* start Records provided *

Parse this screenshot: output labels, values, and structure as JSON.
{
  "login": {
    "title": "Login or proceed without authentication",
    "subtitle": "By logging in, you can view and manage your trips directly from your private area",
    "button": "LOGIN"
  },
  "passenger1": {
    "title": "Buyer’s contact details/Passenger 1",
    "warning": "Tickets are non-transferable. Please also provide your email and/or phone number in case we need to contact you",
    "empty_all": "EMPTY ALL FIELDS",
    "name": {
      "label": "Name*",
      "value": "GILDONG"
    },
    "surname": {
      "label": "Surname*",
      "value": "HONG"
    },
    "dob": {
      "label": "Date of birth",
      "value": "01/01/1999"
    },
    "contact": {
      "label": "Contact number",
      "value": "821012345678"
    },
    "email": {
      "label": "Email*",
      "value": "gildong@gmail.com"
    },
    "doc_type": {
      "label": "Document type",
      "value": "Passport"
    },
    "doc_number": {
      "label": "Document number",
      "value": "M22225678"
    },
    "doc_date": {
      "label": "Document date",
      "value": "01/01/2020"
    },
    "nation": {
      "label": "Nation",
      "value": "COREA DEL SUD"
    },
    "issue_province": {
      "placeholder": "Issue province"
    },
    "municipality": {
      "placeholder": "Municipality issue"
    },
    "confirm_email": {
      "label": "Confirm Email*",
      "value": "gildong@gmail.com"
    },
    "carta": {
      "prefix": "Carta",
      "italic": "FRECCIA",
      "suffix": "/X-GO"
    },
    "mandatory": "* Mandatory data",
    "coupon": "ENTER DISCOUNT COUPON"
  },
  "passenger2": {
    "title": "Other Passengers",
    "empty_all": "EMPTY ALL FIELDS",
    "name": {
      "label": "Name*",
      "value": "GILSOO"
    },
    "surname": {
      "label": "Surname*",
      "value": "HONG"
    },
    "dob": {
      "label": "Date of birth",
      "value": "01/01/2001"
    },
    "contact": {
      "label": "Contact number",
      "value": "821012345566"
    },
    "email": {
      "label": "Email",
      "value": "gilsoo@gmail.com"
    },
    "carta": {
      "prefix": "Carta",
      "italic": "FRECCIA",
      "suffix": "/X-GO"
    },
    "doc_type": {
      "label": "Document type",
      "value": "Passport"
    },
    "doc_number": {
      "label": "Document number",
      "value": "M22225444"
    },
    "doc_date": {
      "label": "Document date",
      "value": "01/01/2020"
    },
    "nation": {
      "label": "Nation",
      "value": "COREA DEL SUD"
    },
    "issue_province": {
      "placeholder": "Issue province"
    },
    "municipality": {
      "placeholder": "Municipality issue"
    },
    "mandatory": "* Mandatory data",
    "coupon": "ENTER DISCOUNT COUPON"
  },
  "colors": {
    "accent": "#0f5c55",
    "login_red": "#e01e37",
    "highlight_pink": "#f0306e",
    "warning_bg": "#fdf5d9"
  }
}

* end Records provided *

* Work required: Write out every record verbatim.

* Output of the exercise:
Parse this screenshot: output labels, values, and structure as JSON.
{
  "login": {
    "title": "Login or proceed without authentication",
    "subtitle": "By logging in, you can view and manage your trips directly from your private area",
    "button": "LOGIN"
  },
  "passenger1": {
    "title": "Buyer’s contact details/Passenger 1",
    "warning": "Tickets are non-transferable. Please also provide your email and/or phone number in case we need to contact you",
    "empty_all": "EMPTY ALL FIELDS",
    "name": {
      "label": "Name*",
      "value": "GILDONG"
    },
    "surname": {
      "label": "Surname*",
      "value": "HONG"
    },
    "dob": {
      "label": "Date of birth",
      "value": "01/01/1999"
    },
    "contact": {
      "label": "Contact number",
      "value": "821012345678"
    },
    "email": {
      "label": "Email*",
      "value": "gildong@gmail.com"
    },
    "doc_type": {
      "label": "Document type",
      "value": "Passport"
    },
    "doc_number": {
      "label": "Document number",
      "value": "M22225678"
    },
    "doc_date": {
      "label": "Document date",
      "value": "01/01/2020"
    },
    "nation": {
      "label": "Nation",
      "value": "COREA DEL SUD"
    },
    "issue_province": {
      "placeholder": "Issue province"
    },
    "municipality": {
      "placeholder": "Municipality issue"
    },
    "confirm_email": {
      "label": "Confirm Email*",
      "value": "gildong@gmail.com"
    },
    "carta": {
      "prefix": "Carta",
      "italic": "FRECCIA",
      "suffix": "/X-GO"
    },
    "mandatory": "* Mandatory data",
    "coupon": "ENTER DISCOUNT COUPON"
  },
  "passenger2": {
    "title": "Other Passengers",
    "empty_all": "EMPTY ALL FIELDS",
    "name": {
      "label": "Name*",
      "value": "GILSOO"
    },
    "surname": {
      "label": "Surname*",
      "value": "HONG"
    },
    "dob": {
      "label": "Date of birth",
      "value": "01/01/2001"
    },
    "contact": {
      "label": "Contact number",
      "value": "821012345566"
    },
    "email": {
      "label": "Email",
      "value": "gilsoo@gmail.com"
    },
    "carta": {
      "prefix": "Carta",
      "italic": "FRECCIA",
      "suffix": "/X-GO"
    },
    "doc_type": {
      "label": "Document type",
      "value": "Passport"
    },
    "doc_number": {
      "label": "Document number",
      "value": "M22225444"
    },
    "doc_date": {
      "label": "Document date",
      "value": "01/01/2020"
    },
    "nation": {
      "label": "Nation",
      "value": "COREA DEL SUD"
    },
    "issue_province": {
      "placeholder": "Issue province"
    },
    "municipality": {
      "placeholder": "Municipality issue"
    },
    "mandatory": "* Mandatory data",
    "coupon": "ENTER DISCOUNT COUPON"
  },
  "colors": {
    "accent": "#0f5c55",
    "login_red": "#e01e37",
    "highlight_pink": "#f0306e",
    "warning_bg": "#fdf5d9"
  }
}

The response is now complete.